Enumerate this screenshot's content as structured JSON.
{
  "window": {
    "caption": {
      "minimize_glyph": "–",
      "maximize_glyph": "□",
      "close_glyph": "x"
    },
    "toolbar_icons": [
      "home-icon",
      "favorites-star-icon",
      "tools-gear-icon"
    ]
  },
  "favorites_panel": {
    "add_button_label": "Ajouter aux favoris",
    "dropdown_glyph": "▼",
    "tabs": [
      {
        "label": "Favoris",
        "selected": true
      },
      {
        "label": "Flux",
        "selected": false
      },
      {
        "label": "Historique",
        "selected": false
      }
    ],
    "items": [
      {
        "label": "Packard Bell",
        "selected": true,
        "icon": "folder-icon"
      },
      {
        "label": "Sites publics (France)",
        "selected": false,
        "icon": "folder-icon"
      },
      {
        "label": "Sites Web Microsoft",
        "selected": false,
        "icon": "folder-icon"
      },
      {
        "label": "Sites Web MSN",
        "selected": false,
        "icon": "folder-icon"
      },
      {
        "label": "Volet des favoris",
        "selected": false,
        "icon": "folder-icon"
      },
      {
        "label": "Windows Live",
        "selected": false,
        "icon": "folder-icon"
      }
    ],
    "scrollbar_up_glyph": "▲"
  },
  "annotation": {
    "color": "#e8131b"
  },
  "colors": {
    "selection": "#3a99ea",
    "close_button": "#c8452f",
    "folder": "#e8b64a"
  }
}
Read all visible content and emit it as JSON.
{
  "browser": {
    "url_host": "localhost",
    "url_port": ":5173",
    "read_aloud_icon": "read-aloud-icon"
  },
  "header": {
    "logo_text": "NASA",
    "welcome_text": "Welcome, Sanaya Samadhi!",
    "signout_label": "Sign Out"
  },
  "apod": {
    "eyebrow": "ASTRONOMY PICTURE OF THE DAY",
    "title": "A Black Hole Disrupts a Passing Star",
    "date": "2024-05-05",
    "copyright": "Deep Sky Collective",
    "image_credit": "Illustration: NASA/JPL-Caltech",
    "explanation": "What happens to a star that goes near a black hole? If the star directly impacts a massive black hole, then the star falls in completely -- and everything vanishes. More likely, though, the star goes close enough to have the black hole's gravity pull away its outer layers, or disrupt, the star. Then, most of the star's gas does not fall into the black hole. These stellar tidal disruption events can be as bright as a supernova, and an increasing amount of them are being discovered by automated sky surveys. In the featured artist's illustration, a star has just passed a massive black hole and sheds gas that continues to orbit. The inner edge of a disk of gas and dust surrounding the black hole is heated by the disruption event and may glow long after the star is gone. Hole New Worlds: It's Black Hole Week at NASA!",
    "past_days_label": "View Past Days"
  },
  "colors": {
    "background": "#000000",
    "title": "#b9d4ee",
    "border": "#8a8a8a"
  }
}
##########
• **EXERCISE DETAILS**
Read the data above. Pull out each line in which the string "content" appears.

• **CORRECT OUTPUT**
Enumerate this screenshot's content as structured JSON.
Read all visible content and emit it as JSON.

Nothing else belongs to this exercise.